> EXERCISE DETAILS: Identify each line below containing the string "HERNANDEZ" and copy it.

Stored items:
------
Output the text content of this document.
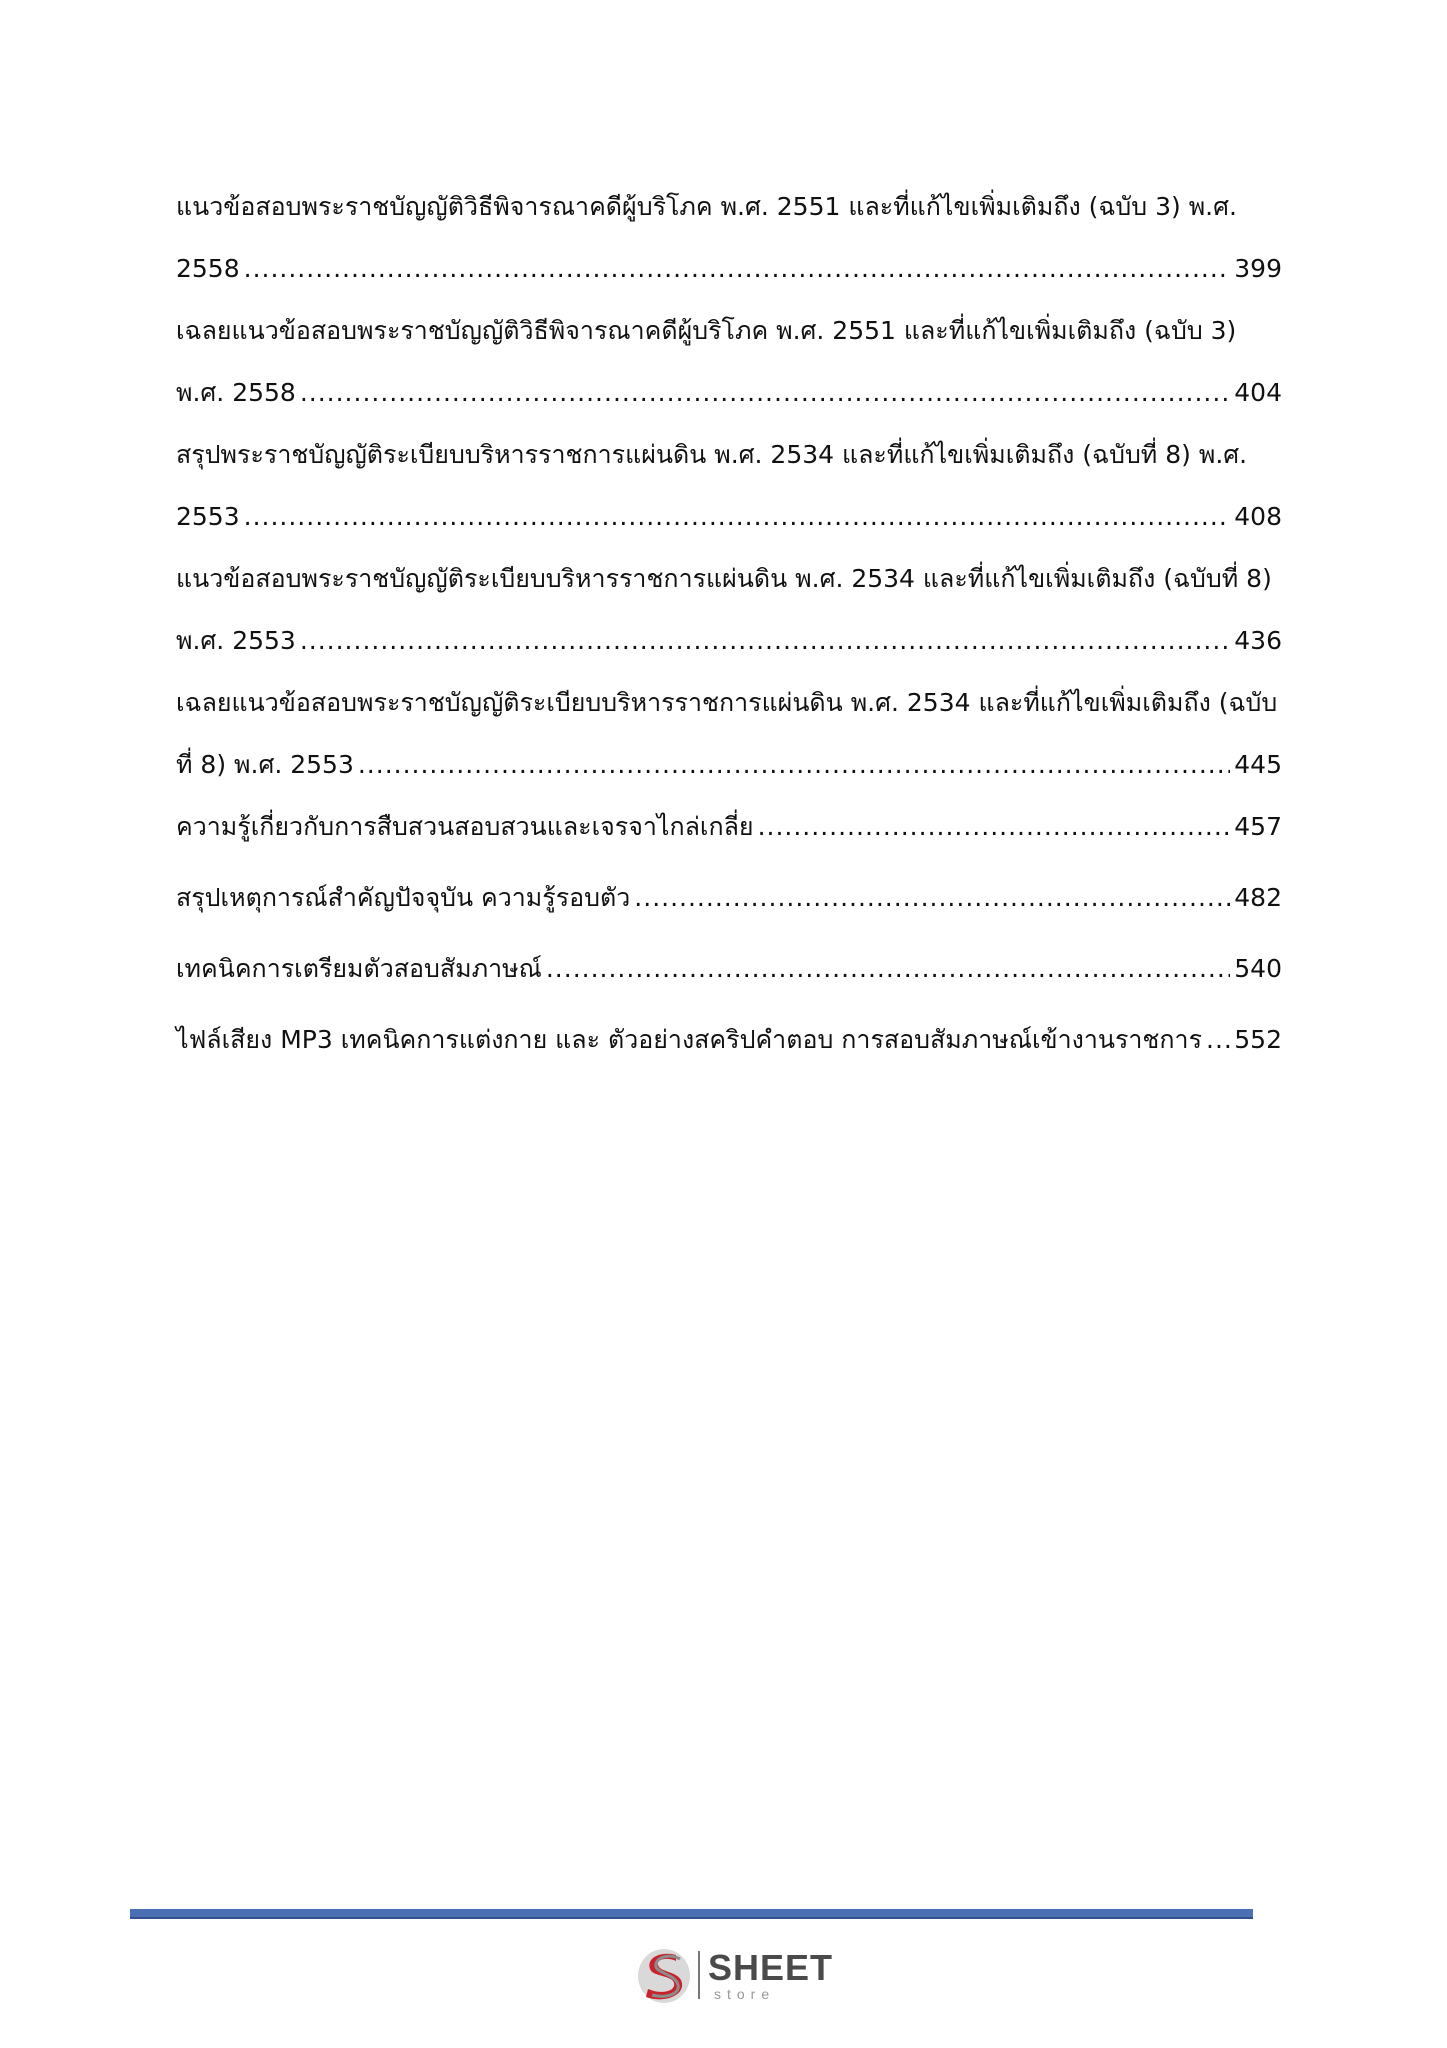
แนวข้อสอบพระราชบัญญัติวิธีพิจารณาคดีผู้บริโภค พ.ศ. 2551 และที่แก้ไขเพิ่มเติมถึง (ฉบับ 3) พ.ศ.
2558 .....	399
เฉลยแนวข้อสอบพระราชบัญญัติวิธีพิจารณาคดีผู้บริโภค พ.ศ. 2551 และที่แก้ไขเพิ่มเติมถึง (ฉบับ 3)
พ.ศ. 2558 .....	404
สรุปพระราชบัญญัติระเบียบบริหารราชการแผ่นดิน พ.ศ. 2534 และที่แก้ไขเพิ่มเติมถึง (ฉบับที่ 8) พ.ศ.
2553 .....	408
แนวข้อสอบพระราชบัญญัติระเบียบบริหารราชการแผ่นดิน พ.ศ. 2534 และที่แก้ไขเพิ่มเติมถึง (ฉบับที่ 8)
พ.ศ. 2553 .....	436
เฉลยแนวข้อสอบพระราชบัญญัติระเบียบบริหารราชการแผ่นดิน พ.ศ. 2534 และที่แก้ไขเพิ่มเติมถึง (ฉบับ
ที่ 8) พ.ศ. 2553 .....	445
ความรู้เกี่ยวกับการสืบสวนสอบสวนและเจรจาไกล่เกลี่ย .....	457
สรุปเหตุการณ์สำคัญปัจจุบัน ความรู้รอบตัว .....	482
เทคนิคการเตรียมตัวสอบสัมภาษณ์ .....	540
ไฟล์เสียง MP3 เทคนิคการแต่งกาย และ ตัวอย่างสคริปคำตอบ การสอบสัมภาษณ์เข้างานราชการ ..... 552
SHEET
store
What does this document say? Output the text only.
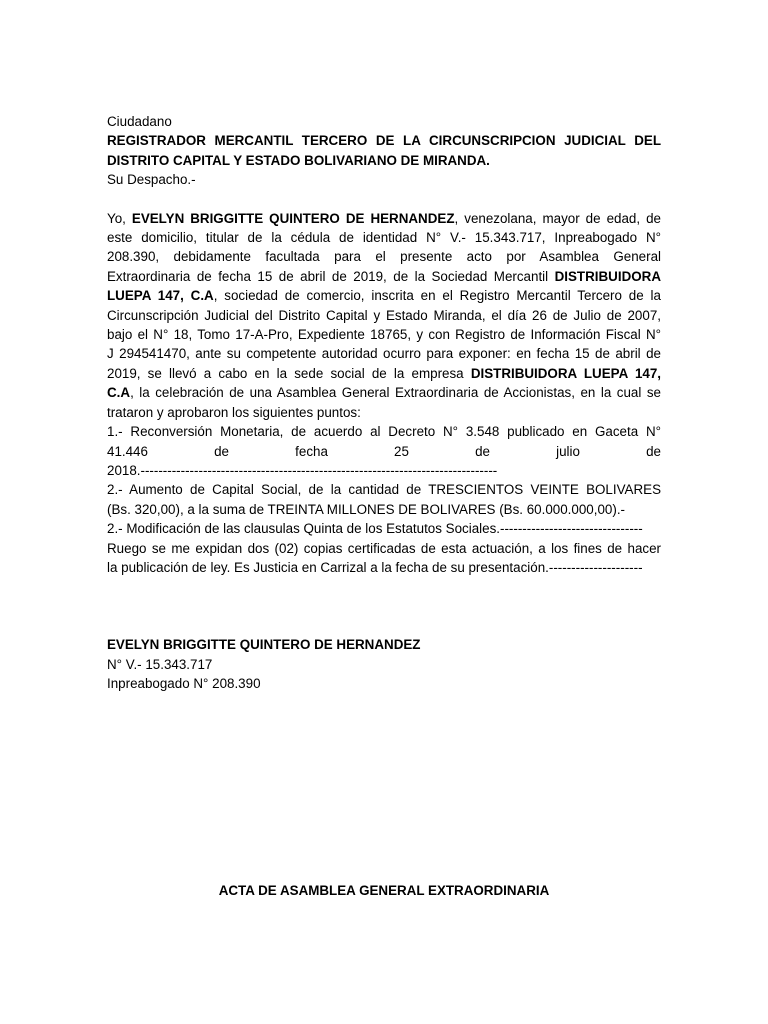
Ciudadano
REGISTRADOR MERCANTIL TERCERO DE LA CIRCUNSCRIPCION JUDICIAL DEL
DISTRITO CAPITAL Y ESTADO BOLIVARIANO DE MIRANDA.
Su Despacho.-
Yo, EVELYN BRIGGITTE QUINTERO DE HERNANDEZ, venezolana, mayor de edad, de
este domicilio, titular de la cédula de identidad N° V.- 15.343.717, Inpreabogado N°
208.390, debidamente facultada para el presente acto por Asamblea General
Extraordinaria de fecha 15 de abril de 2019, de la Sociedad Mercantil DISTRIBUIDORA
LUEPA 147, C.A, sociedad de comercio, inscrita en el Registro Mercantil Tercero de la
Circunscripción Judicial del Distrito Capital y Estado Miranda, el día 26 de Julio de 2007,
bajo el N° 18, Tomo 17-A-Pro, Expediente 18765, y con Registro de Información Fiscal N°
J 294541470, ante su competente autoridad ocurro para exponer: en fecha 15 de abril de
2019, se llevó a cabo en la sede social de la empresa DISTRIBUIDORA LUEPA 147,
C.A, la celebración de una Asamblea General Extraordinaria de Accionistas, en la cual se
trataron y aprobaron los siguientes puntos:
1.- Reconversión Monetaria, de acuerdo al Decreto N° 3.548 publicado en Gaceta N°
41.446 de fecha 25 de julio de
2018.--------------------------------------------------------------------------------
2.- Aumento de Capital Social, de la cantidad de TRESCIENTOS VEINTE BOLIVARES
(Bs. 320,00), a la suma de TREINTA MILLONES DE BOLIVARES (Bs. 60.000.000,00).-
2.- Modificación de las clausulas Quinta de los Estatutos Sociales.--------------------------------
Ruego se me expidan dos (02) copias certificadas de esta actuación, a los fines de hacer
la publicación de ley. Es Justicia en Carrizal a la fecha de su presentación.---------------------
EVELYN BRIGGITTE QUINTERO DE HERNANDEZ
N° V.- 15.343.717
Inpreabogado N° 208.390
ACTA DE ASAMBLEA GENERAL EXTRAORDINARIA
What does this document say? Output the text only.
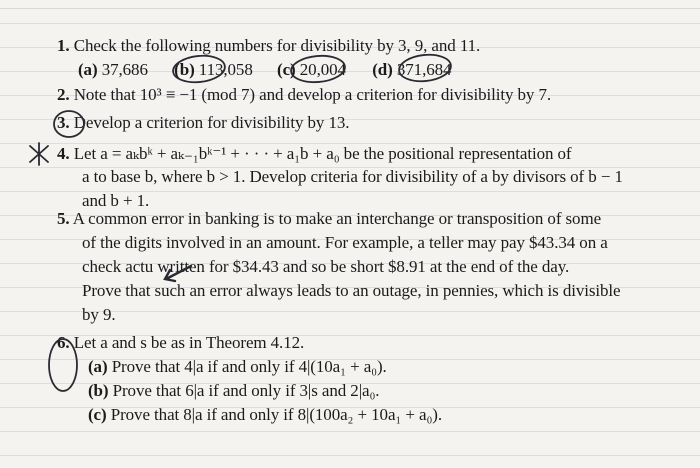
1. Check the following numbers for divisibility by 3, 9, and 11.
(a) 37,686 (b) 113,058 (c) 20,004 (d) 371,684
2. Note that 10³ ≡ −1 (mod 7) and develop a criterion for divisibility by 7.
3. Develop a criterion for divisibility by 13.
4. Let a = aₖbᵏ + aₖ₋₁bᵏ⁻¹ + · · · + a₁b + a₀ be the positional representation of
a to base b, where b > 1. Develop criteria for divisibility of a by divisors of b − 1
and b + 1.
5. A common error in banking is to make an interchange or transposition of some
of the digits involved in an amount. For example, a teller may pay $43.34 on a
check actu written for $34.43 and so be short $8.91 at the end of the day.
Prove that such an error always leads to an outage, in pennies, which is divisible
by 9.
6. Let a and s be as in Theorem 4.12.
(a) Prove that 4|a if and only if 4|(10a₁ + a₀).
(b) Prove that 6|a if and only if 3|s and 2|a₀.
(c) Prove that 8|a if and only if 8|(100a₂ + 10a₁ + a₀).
------
> OUTPUT FOR THIS TASK:
Yo, EVELYN BRIGGITTE QUINTERO DE HERNANDEZ, venezolana, mayor de edad, de
EVELYN BRIGGITTE QUINTERO DE HERNANDEZ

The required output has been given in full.